Goal |
Send back the entries below exactly as they appear.

— START OF Material provided —

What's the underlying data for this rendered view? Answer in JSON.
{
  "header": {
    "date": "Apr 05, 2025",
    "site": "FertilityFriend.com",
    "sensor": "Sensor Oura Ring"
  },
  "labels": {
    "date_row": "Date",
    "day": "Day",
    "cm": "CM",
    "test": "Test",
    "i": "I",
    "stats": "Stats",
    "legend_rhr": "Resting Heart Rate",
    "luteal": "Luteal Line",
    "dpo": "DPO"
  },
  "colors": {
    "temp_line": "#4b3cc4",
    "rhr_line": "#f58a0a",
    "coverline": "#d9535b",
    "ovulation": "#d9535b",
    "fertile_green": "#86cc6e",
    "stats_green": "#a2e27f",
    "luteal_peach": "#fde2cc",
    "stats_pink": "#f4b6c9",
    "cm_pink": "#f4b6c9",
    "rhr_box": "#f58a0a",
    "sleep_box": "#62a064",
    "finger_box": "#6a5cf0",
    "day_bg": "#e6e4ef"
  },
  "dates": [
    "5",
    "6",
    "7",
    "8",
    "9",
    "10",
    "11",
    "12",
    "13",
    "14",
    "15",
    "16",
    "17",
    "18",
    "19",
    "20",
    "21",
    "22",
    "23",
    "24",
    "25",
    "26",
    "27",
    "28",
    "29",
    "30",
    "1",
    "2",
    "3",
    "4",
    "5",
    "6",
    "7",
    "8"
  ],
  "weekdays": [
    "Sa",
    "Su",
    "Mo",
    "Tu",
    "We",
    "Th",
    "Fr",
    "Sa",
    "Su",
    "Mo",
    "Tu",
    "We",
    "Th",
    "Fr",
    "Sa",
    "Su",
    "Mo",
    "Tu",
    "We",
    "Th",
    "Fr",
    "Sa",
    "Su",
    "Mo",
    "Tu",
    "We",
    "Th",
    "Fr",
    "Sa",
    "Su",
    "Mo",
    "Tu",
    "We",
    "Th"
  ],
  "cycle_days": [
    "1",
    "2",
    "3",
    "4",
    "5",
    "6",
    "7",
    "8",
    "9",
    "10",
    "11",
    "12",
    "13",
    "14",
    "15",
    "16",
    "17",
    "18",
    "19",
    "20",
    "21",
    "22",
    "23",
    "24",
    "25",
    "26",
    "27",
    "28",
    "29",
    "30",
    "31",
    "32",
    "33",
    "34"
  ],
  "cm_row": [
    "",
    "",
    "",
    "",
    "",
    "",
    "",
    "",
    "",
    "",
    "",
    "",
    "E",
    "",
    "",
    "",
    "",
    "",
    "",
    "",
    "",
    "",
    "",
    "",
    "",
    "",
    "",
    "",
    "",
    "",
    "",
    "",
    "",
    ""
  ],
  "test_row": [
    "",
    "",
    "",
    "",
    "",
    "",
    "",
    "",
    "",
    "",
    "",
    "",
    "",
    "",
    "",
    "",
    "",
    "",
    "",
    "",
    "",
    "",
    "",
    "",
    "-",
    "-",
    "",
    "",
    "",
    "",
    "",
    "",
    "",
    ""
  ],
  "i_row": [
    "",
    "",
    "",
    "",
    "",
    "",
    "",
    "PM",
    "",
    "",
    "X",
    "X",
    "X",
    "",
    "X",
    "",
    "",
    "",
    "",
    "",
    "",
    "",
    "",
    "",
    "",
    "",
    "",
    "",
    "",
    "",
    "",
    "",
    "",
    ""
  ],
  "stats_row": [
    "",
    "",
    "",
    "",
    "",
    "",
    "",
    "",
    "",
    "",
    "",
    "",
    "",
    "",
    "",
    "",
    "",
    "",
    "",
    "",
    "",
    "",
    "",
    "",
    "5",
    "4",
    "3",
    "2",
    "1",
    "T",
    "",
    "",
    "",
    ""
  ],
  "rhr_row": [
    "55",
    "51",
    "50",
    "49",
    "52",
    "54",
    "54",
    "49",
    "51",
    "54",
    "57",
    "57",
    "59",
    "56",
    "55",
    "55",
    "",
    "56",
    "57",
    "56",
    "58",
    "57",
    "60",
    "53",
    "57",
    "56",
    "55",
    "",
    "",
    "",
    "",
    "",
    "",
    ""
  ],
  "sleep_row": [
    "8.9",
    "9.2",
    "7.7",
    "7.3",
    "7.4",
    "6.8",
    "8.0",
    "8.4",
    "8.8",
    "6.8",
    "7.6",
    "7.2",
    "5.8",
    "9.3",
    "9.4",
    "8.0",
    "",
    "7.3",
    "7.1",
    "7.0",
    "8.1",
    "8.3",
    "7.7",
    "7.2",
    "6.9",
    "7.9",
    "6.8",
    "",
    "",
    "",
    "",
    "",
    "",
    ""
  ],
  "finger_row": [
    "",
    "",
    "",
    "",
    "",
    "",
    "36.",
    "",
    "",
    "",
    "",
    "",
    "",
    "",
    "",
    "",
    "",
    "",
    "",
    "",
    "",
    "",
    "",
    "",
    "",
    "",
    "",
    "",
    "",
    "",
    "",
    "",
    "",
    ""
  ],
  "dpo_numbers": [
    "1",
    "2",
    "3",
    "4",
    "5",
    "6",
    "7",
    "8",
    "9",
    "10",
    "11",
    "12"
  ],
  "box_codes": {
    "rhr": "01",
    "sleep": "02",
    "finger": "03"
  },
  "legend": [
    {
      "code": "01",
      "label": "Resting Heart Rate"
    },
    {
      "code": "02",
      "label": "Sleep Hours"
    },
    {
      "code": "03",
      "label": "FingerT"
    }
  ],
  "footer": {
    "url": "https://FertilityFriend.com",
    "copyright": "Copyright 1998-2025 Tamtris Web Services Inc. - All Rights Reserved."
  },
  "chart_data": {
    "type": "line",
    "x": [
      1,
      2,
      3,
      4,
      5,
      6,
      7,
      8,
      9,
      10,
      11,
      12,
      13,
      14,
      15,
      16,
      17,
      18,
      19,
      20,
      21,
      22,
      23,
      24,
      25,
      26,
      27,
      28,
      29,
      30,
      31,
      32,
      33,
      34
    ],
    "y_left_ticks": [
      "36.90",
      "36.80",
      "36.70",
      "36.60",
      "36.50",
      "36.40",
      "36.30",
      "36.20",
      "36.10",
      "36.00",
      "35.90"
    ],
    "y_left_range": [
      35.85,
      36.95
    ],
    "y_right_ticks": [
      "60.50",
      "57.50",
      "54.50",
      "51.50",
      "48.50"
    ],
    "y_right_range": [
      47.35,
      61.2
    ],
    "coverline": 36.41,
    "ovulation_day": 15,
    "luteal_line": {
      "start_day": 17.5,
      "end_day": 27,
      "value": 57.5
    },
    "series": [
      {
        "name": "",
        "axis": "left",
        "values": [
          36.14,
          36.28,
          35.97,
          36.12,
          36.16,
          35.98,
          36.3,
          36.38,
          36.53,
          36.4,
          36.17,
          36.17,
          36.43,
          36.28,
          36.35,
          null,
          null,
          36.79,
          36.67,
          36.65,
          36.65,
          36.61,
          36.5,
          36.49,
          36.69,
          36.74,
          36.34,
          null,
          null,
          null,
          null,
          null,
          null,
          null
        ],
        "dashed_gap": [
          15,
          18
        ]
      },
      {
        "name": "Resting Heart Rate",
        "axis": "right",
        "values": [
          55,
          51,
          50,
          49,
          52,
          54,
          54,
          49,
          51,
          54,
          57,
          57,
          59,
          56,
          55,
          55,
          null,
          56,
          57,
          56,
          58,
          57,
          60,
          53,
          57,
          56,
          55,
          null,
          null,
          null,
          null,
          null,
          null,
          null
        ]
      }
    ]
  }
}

— END OF Material provided —

The solution |
What's the underlying data for this rendered view? Answer in JSON.
{
  "header": {
    "date": "Apr 05, 2025",
    "site": "FertilityFriend.com",
    "sensor": "Sensor Oura Ring"
  },
  "labels": {
    "date_row": "Date",
    "day": "Day",
    "cm": "CM",
    "test": "Test",
    "i": "I",
    "stats": "Stats",
    "legend_rhr": "Resting Heart Rate",
    "luteal": "Luteal Line",
    "dpo": "DPO"
  },
  "colors": {
    "temp_line": "#4b3cc4",
    "rhr_line": "#f58a0a",
    "coverline": "#d9535b",
    "ovulation": "#d9535b",
    "fertile_green": "#86cc6e",
    "stats_green": "#a2e27f",
    "luteal_peach": "#fde2cc",
    "stats_pink": "#f4b6c9",
    "cm_pink": "#f4b6c9",
    "rhr_box": "#f58a0a",
    "sleep_box": "#62a064",
    "finger_box": "#6a5cf0",
    "day_bg": "#e6e4ef"
  },
  "dates": [
    "5",
    "6",
    "7",
    "8",
    "9",
    "10",
    "11",
    "12",
    "13",
    "14",
    "15",
    "16",
    "17",
    "18",
    "19",
    "20",
    "21",
    "22",
    "23",
    "24",
    "25",
    "26",
    "27",
    "28",
    "29",
    "30",
    "1",
    "2",
    "3",
    "4",
    "5",
    "6",
    "7",
    "8"
  ],
  "weekdays": [
    "Sa",
    "Su",
    "Mo",
    "Tu",
    "We",
    "Th",
    "Fr",
    "Sa",
    "Su",
    "Mo",
    "Tu",
    "We",
    "Th",
    "Fr",
    "Sa",
    "Su",
    "Mo",
    "Tu",
    "We",
    "Th",
    "Fr",
    "Sa",
    "Su",
    "Mo",
    "Tu",
    "We",
    "Th",
    "Fr",
    "Sa",
    "Su",
    "Mo",
    "Tu",
    "We",
    "Th"
  ],
  "cycle_days": [
    "1",
    "2",
    "3",
    "4",
    "5",
    "6",
    "7",
    "8",
    "9",
    "10",
    "11",
    "12",
    "13",
    "14",
    "15",
    "16",
    "17",
    "18",
    "19",
    "20",
    "21",
    "22",
    "23",
    "24",
    "25",
    "26",
    "27",
    "28",
    "29",
    "30",
    "31",
    "32",
    "33",
    "34"
  ],
  "cm_row": [
    "",
    "",
    "",
    "",
    "",
    "",
    "",
    "",
    "",
    "",
    "",
    "",
    "E",
    "",
    "",
    "",
    "",
    "",
    "",
    "",
    "",
    "",
    "",
    "",
    "",
    "",
    "",
    "",
    "",
    "",
    "",
    "",
    "",
    ""
  ],
  "test_row": [
    "",
    "",
    "",
    "",
    "",
    "",
    "",
    "",
    "",
    "",
    "",
    "",
    "",
    "",
    "",
    "",
    "",
    "",
    "",
    "",
    "",
    "",
    "",
    "",
    "-",
    "-",
    "",
    "",
    "",
    "",
    "",
    "",
    "",
    ""
  ],
  "i_row": [
    "",
    "",
    "",
    "",
    "",
    "",
    "",
    "PM",
    "",
    "",
    "X",
    "X",
    "X",
    "",
    "X",
    "",
    "",
    "",
    "",
    "",
    "",
    "",
    "",
    "",
    "",
    "",
    "",
    "",
    "",
    "",
    "",
    "",
    "",
    ""
  ],
  "stats_row": [
    "",
    "",
    "",
    "",
    "",
    "",
    "",
    "",
    "",
    "",
    "",
    "",
    "",
    "",
    "",
    "",
    "",
    "",
    "",
    "",
    "",
    "",
    "",
    "",
    "5",
    "4",
    "3",
    "2",
    "1",
    "T",
    "",
    "",
    "",
    ""
  ],
  "rhr_row": [
    "55",
    "51",
    "50",
    "49",
    "52",
    "54",
    "54",
    "49",
    "51",
    "54",
    "57",
    "57",
    "59",
    "56",
    "55",
    "55",
    "",
    "56",
    "57",
    "56",
    "58",
    "57",
    "60",
    "53",
    "57",
    "56",
    "55",
    "",
    "",
    "",
    "",
    "",
    "",
    ""
  ],
  "sleep_row": [
    "8.9",
    "9.2",
    "7.7",
    "7.3",
    "7.4",
    "6.8",
    "8.0",
    "8.4",
    "8.8",
    "6.8",
    "7.6",
    "7.2",
    "5.8",
    "9.3",
    "9.4",
    "8.0",
    "",
    "7.3",
    "7.1",
    "7.0",
    "8.1",
    "8.3",
    "7.7",
    "7.2",
    "6.9",
    "7.9",
    "6.8",
    "",
    "",
    "",
    "",
    "",
    "",
    ""
  ],
  "finger_row": [
    "",
    "",
    "",
    "",
    "",
    "",
    "36.",
    "",
    "",
    "",
    "",
    "",
    "",
    "",
    "",
    "",
    "",
    "",
    "",
    "",
    "",
    "",
    "",
    "",
    "",
    "",
    "",
    "",
    "",
    "",
    "",
    "",
    "",
    ""
  ],
  "dpo_numbers": [
    "1",
    "2",
    "3",
    "4",
    "5",
    "6",
    "7",
    "8",
    "9",
    "10",
    "11",
    "12"
  ],
  "box_codes": {
    "rhr": "01",
    "sleep": "02",
    "finger": "03"
  },
  "legend": [
    {
      "code": "01",
      "label": "Resting Heart Rate"
    },
    {
      "code": "02",
      "label": "Sleep Hours"
    },
    {
      "code": "03",
      "label": "FingerT"
    }
  ],
  "footer": {
    "url": "https://FertilityFriend.com",
    "copyright": "Copyright 1998-2025 Tamtris Web Services Inc. - All Rights Reserved."
  },
  "chart_data": {
    "type": "line",
    "x": [
      1,
      2,
      3,
      4,
      5,
      6,
      7,
      8,
      9,
      10,
      11,
      12,
      13,
      14,
      15,
      16,
      17,
      18,
      19,
      20,
      21,
      22,
      23,
      24,
      25,
      26,
      27,
      28,
      29,
      30,
      31,
      32,
      33,
      34
    ],
    "y_left_ticks": [
      "36.90",
      "36.80",
      "36.70",
      "36.60",
      "36.50",
      "36.40",
      "36.30",
      "36.20",
      "36.10",
      "36.00",
      "35.90"
    ],
    "y_left_range": [
      35.85,
      36.95
    ],
    "y_right_ticks": [
      "60.50",
      "57.50",
      "54.50",
      "51.50",
      "48.50"
    ],
    "y_right_range": [
      47.35,
      61.2
    ],
    "coverline": 36.41,
    "ovulation_day": 15,
    "luteal_line": {
      "start_day": 17.5,
      "end_day": 27,
      "value": 57.5
    },
    "series": [
      {
        "name": "",
        "axis": "left",
        "values": [
          36.14,
          36.28,
          35.97,
          36.12,
          36.16,
          35.98,
          36.3,
          36.38,
          36.53,
          36.4,
          36.17,
          36.17,
          36.43,
          36.28,
          36.35,
          null,
          null,
          36.79,
          36.67,
          36.65,
          36.65,
          36.61,
          36.5,
          36.49,
          36.69,
          36.74,
          36.34,
          null,
          null,
          null,
          null,
          null,
          null,
          null
        ],
        "dashed_gap": [
          15,
          18
        ]
      },
      {
        "name": "Resting Heart Rate",
        "axis": "right",
        "values": [
          55,
          51,
          50,
          49,
          52,
          54,
          54,
          49,
          51,
          54,
          57,
          57,
          59,
          56,
          55,
          55,
          null,
          56,
          57,
          56,
          58,
          57,
          60,
          53,
          57,
          56,
          55,
          null,
          null,
          null,
          null,
          null,
          null,
          null
        ]
      }
    ]
  }
}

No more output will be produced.